• _GIVEN PROBLEM_:
The records that follow are to be transcribed in full, without their images.

====== LISTED RECORDS ======

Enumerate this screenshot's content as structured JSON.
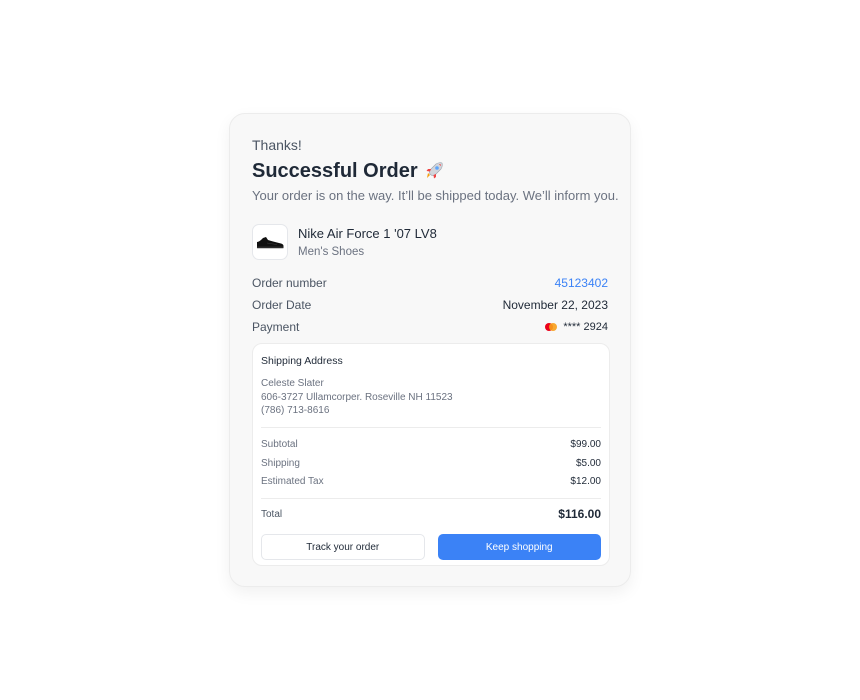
{
  "header": {
    "thanks": "Thanks!",
    "title": "Successful Order",
    "title_icon": "rocket-icon",
    "subtitle": "Your order is on the way. It’ll be shipped today. We’ll inform you."
  },
  "product": {
    "name": "Nike Air Force 1 '07 LV8",
    "category": "Men's Shoes",
    "image_icon": "sneaker-icon"
  },
  "meta": {
    "order_number_label": "Order number",
    "order_number": "45123402",
    "order_date_label": "Order Date",
    "order_date": "November 22, 2023",
    "payment_label": "Payment",
    "payment_value": "**** 2924",
    "payment_icon": "mastercard-icon"
  },
  "shipping": {
    "title": "Shipping Address",
    "name": "Celeste Slater",
    "address": "606-3727 Ullamcorper. Roseville NH 11523",
    "phone": "(786) 713-8616"
  },
  "summary": {
    "subtotal_label": "Subtotal",
    "subtotal": "$99.00",
    "shipping_label": "Shipping",
    "shipping": "$5.00",
    "tax_label": "Estimated Tax",
    "tax": "$12.00",
    "total_label": "Total",
    "total": "$116.00"
  },
  "actions": {
    "track_label": "Track your order",
    "keep_label": "Keep shopping"
  },
  "colors": {
    "accent": "#3b82f6",
    "card_bg": "#f8f8f8"
  }
}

======

• _THE COMPLETED TASK_:
Enumerate this screenshot's content as structured JSON.
{
  "header": {
    "thanks": "Thanks!",
    "title": "Successful Order",
    "title_icon": "rocket-icon",
    "subtitle": "Your order is on the way. It’ll be shipped today. We’ll inform you."
  },
  "product": {
    "name": "Nike Air Force 1 '07 LV8",
    "category": "Men's Shoes",
    "image_icon": "sneaker-icon"
  },
  "meta": {
    "order_number_label": "Order number",
    "order_number": "45123402",
    "order_date_label": "Order Date",
    "order_date": "November 22, 2023",
    "payment_label": "Payment",
    "payment_value": "**** 2924",
    "payment_icon": "mastercard-icon"
  },
  "shipping": {
    "title": "Shipping Address",
    "name": "Celeste Slater",
    "address": "606-3727 Ullamcorper. Roseville NH 11523",
    "phone": "(786) 713-8616"
  },
  "summary": {
    "subtotal_label": "Subtotal",
    "subtotal": "$99.00",
    "shipping_label": "Shipping",
    "shipping": "$5.00",
    "tax_label": "Estimated Tax",
    "tax": "$12.00",
    "total_label": "Total",
    "total": "$116.00"
  },
  "actions": {
    "track_label": "Track your order",
    "keep_label": "Keep shopping"
  },
  "colors": {
    "accent": "#3b82f6",
    "card_bg": "#f8f8f8"
  }
}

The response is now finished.